EXERCISE INPUT:
[Begin]

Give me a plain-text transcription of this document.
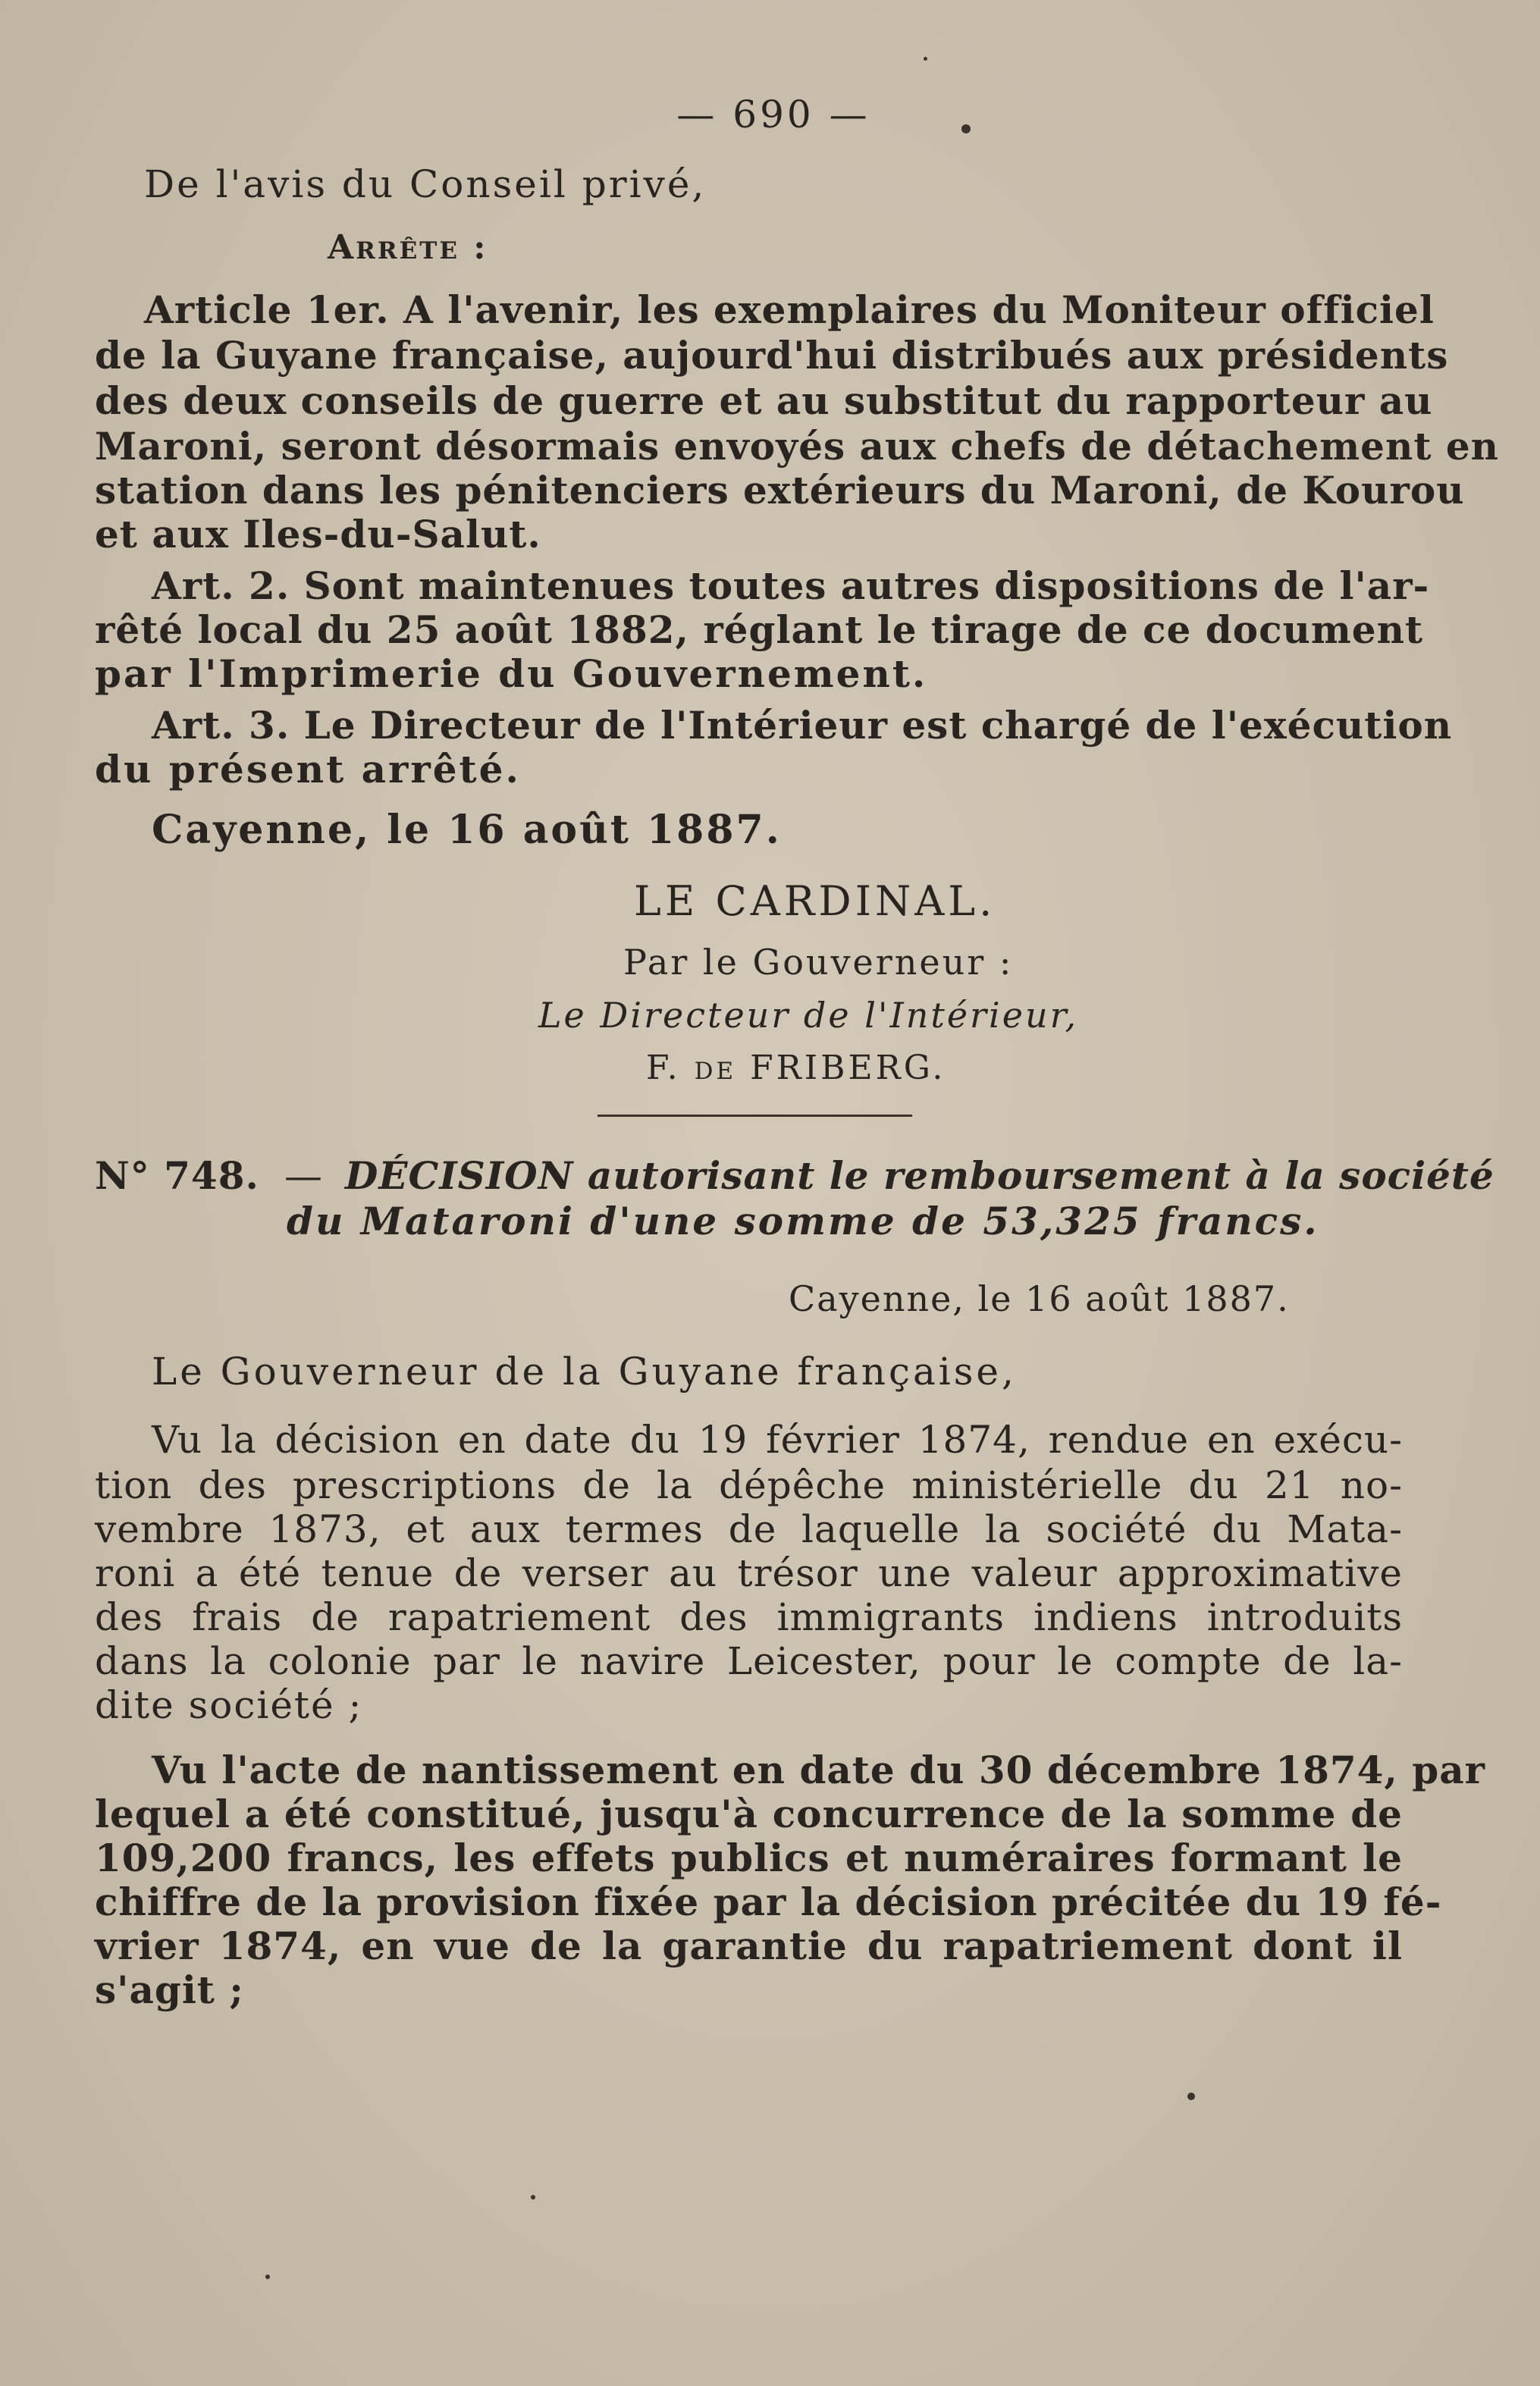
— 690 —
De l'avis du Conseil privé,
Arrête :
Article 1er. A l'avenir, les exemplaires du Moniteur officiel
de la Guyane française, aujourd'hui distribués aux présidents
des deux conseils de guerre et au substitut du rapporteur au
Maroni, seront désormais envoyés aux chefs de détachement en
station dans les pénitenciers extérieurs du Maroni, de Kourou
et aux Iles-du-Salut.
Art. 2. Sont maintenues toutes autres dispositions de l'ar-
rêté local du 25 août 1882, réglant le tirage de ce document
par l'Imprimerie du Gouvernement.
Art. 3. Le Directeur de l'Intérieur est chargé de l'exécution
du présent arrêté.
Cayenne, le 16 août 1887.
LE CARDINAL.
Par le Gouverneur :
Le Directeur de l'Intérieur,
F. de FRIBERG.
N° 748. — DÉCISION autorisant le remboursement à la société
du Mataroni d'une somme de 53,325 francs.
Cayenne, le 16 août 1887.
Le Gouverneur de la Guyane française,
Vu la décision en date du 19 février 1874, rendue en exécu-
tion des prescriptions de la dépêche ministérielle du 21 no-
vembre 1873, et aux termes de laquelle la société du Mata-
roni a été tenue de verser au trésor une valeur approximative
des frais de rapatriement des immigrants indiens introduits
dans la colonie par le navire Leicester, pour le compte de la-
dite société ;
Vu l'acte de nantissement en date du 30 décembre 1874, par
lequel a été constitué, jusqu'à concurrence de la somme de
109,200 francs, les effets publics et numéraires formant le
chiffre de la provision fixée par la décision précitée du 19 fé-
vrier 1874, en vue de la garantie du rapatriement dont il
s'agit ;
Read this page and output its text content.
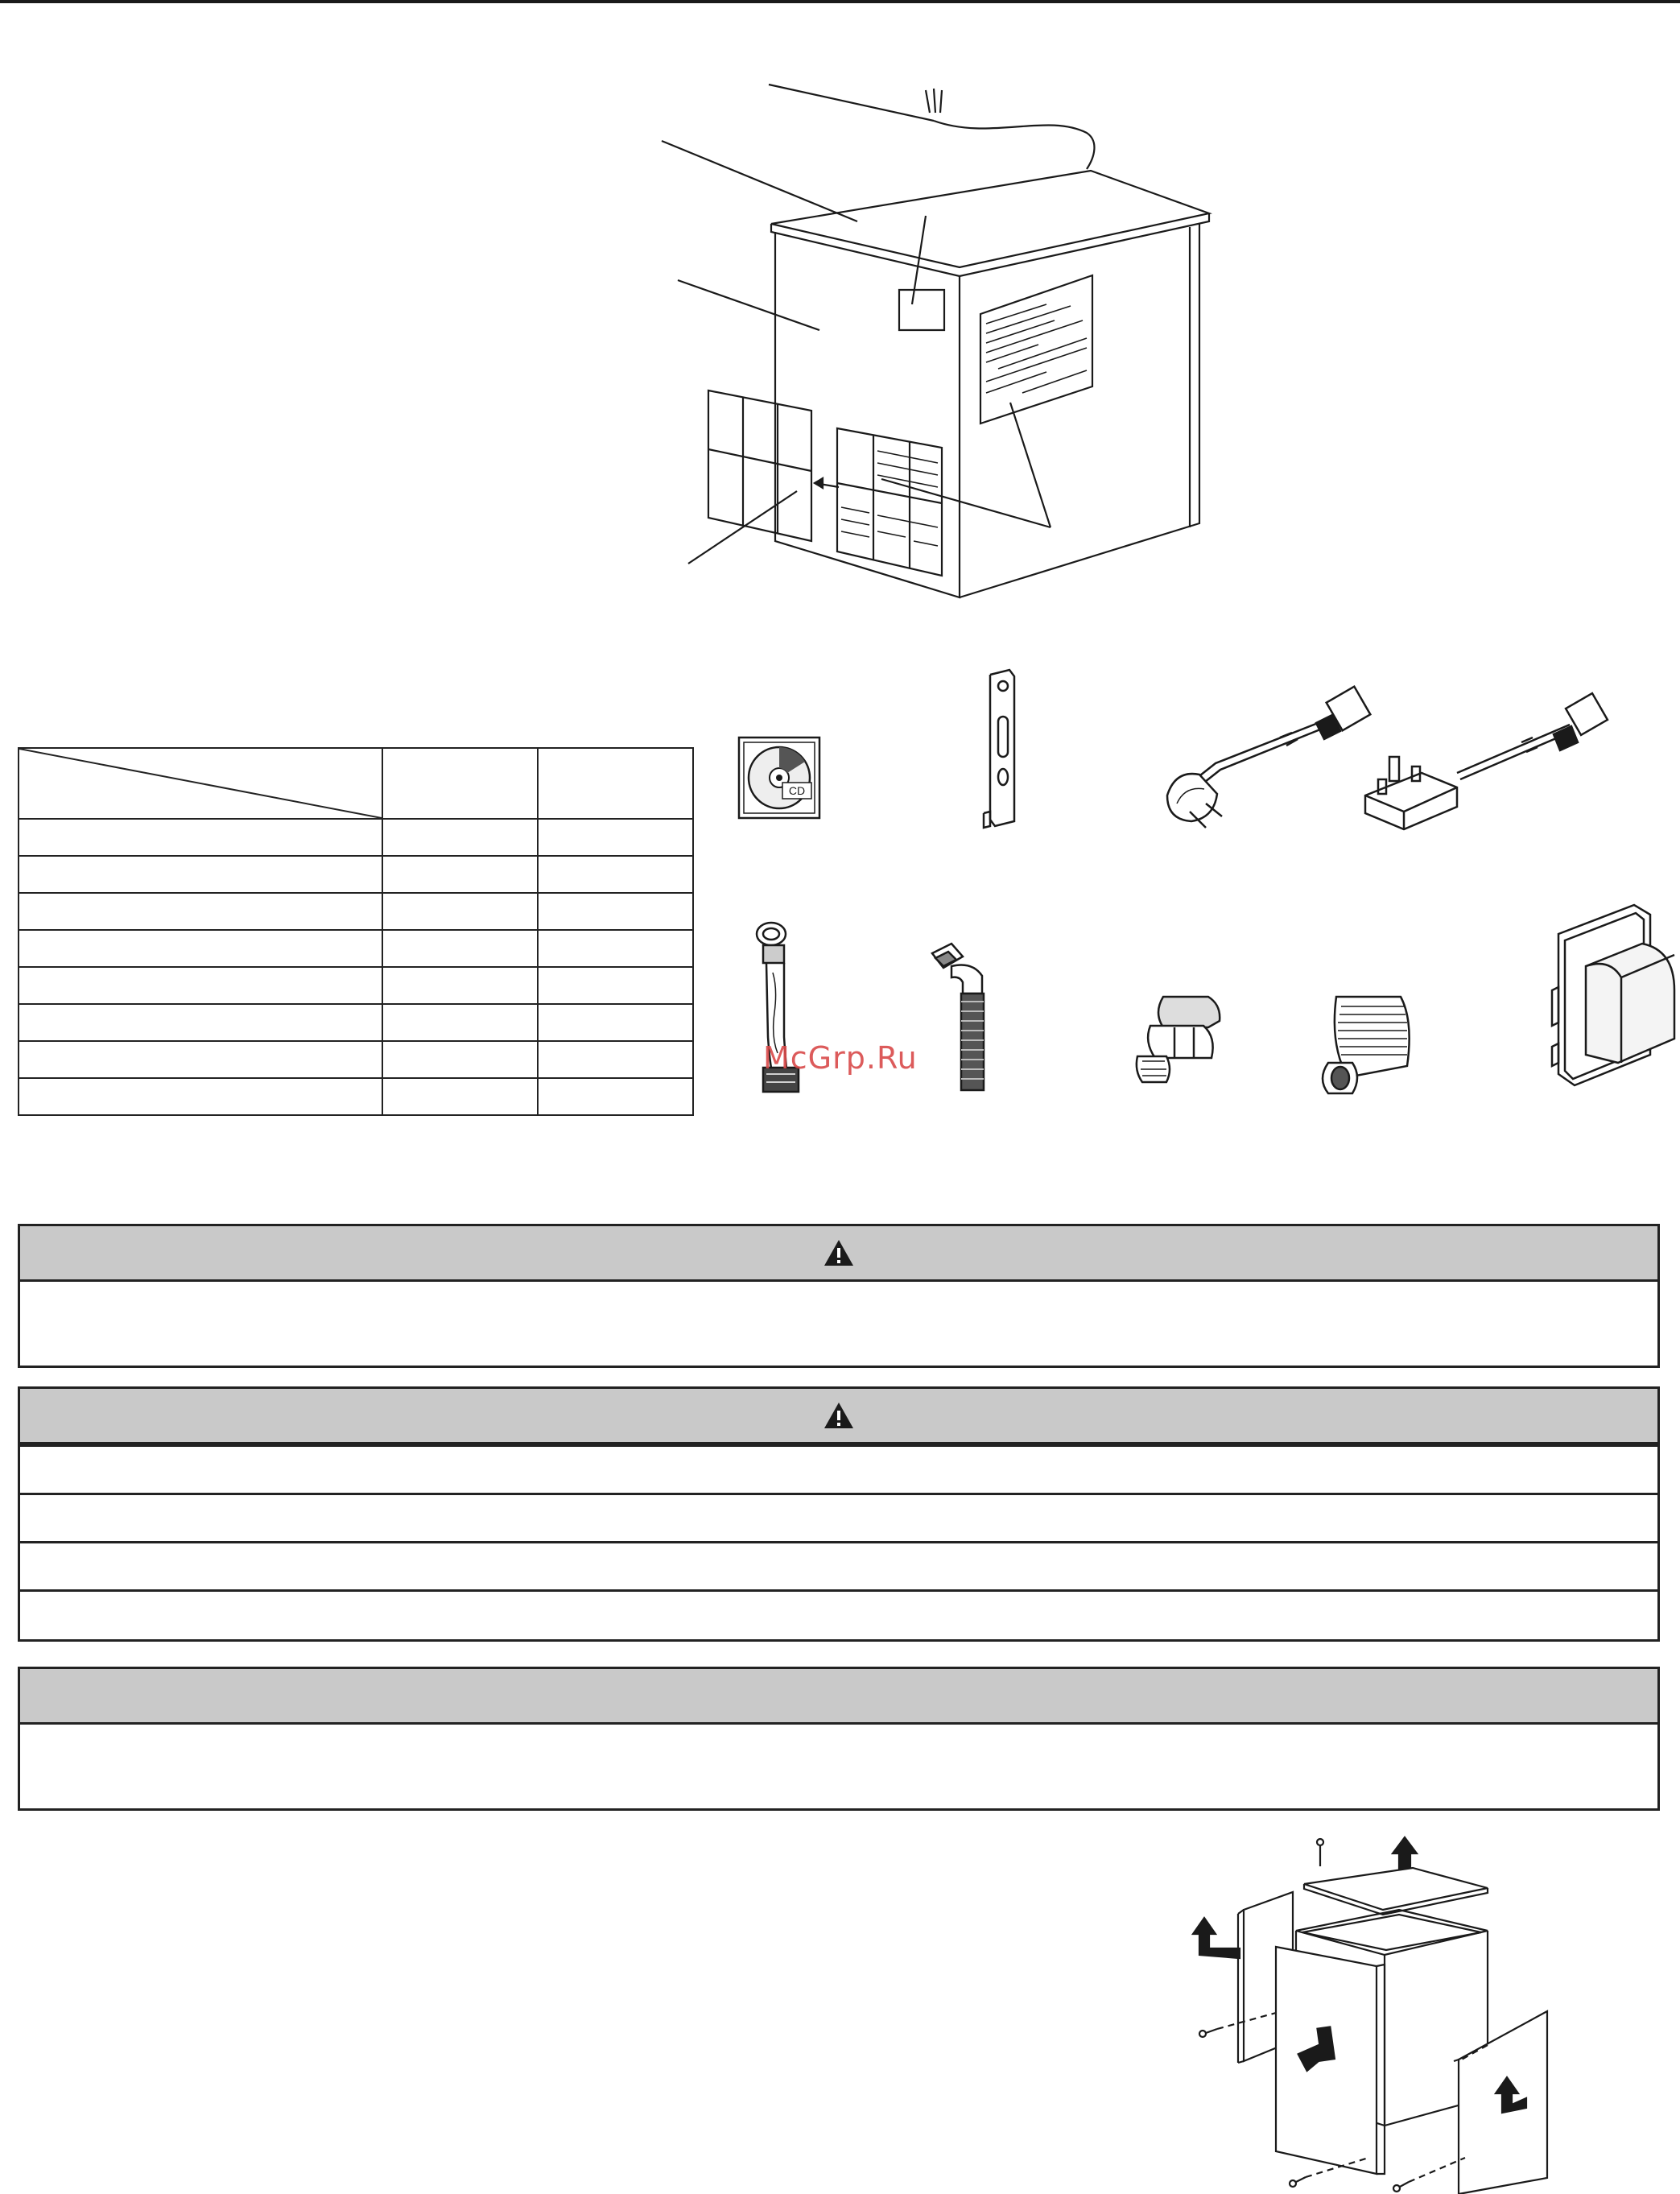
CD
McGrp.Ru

[End]

GIVEN PROBLEM: Your answer should be one number: the count of lines in the data above that include the word "document".

THE REPLY: 2